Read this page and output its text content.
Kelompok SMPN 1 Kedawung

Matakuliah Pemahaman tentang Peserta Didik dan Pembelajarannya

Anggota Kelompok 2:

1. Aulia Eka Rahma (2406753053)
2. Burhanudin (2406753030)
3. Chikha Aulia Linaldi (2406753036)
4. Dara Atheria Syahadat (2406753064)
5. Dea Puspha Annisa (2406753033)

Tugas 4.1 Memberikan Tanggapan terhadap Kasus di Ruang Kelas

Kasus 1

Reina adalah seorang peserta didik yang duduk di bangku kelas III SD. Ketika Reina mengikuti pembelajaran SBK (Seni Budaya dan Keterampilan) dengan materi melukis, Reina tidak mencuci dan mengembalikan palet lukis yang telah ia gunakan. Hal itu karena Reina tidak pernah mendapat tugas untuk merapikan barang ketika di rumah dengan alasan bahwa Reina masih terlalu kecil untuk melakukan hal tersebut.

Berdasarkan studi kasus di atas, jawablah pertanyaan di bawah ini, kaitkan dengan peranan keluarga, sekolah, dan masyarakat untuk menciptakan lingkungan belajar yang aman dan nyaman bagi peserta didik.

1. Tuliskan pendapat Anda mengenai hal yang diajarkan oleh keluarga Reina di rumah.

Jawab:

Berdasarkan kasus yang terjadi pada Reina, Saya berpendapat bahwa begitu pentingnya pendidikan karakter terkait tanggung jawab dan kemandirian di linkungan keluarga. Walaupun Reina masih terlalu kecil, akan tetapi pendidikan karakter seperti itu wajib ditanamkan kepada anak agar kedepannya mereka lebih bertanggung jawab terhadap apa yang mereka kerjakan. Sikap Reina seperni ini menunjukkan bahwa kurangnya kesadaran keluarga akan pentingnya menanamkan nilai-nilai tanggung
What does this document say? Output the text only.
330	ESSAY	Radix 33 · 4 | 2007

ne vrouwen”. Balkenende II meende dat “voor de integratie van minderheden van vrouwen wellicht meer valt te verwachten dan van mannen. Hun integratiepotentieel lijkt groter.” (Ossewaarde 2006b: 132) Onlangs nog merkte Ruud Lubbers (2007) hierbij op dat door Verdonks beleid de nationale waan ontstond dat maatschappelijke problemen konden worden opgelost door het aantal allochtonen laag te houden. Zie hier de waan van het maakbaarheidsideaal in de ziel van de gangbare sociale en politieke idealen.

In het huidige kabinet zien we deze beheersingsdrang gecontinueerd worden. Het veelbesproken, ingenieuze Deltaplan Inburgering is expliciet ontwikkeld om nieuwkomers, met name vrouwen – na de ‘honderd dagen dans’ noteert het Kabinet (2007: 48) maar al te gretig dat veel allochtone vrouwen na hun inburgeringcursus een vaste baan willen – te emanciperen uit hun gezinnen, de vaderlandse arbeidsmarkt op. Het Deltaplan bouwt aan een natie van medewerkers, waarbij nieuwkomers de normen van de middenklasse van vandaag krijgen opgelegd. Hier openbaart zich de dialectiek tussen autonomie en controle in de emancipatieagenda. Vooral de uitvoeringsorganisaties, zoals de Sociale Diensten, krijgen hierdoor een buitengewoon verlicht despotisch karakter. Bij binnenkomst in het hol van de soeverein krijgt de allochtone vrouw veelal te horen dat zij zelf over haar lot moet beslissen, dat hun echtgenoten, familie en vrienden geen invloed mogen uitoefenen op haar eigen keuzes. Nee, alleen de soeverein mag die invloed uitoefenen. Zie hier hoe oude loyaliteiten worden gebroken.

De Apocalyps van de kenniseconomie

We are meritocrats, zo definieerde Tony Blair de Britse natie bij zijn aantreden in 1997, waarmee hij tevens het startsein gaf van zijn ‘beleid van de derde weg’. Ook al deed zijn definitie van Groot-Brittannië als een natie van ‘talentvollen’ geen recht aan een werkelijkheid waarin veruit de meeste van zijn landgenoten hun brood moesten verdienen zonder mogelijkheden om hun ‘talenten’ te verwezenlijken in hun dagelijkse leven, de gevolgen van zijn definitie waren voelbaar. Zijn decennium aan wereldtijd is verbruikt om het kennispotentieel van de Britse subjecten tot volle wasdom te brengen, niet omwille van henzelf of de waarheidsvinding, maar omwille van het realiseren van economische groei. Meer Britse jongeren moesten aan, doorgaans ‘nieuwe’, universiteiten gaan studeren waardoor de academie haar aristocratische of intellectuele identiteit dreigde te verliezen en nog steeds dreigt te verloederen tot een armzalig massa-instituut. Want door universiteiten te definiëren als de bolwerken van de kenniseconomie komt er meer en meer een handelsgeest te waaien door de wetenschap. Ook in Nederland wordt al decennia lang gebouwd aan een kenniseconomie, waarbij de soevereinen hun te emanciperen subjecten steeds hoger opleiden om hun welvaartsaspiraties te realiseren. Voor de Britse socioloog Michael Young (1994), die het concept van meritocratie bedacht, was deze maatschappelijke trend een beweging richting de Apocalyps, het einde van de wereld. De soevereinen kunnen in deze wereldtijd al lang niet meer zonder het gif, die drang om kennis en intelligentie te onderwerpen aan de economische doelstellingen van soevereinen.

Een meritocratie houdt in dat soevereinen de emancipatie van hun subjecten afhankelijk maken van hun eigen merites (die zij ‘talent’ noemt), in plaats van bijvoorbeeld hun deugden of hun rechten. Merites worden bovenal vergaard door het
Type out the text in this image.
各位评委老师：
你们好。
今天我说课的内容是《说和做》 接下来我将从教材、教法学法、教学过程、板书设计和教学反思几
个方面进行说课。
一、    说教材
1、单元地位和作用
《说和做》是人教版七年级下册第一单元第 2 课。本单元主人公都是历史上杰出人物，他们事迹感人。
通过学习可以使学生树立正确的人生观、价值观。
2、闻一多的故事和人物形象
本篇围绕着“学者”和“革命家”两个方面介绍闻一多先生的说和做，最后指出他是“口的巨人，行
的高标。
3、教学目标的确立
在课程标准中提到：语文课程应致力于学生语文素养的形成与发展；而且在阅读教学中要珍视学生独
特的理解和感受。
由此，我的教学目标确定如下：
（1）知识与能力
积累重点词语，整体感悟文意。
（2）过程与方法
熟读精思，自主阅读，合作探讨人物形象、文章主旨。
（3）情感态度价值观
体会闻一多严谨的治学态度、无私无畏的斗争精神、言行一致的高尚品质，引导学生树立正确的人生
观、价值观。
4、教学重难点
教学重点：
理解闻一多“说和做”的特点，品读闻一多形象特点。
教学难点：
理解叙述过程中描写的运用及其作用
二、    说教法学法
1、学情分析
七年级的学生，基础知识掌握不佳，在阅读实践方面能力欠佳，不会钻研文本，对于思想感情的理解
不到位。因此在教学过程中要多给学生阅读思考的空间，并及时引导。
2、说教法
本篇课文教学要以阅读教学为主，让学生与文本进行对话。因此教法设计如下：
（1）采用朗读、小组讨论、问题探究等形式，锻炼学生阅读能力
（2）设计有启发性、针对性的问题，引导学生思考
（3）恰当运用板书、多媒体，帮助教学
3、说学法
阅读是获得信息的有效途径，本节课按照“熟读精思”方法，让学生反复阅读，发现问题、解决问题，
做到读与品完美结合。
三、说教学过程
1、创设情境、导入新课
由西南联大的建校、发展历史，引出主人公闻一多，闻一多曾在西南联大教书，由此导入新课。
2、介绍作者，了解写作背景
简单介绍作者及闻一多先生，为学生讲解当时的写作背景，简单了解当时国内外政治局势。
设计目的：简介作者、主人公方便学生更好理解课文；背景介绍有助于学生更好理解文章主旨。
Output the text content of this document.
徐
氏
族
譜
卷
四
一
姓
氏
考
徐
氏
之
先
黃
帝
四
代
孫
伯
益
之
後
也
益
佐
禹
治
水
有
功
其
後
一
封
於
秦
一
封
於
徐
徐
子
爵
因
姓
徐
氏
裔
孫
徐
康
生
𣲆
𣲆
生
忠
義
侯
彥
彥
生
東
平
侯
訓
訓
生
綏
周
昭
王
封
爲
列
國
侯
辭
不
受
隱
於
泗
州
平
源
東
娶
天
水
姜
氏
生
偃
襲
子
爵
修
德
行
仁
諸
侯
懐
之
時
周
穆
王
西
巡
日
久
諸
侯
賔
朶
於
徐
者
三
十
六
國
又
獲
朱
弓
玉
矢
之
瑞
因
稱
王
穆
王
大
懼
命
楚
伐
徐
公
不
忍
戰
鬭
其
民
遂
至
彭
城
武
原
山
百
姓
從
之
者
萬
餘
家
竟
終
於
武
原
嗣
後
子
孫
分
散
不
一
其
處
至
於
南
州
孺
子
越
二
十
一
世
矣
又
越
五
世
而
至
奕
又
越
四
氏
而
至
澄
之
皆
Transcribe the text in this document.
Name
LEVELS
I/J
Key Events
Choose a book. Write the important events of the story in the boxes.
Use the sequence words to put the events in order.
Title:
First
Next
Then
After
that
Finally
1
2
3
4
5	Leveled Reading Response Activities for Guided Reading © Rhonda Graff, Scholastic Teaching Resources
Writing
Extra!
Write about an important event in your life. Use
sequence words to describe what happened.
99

= = =

* **Do this**: Scan the material above. Return every line containing the string "terhadap".

* **Answer in full**:
Tugas 4.1 Memberikan Tanggapan terhadap Kasus di Ruang Kelas
Berdasarkan kasus yang terjadi pada Reina, Saya berpendapat bahwa begitu pentingnya pendidikan karakter terkait tanggung jawab dan kemandirian di linkungan keluarga. Walaupun Reina masih terlalu kecil, akan tetapi pendidikan karakter seperti itu wajib ditanamkan kepada anak agar kedepannya mereka lebih bertanggung jawab terhadap apa yang mereka kerjakan. Sikap Reina seperni ini menunjukkan bahwa kurangnya kesadaran keluarga akan pentingnya menanamkan nilai-nilai tanggung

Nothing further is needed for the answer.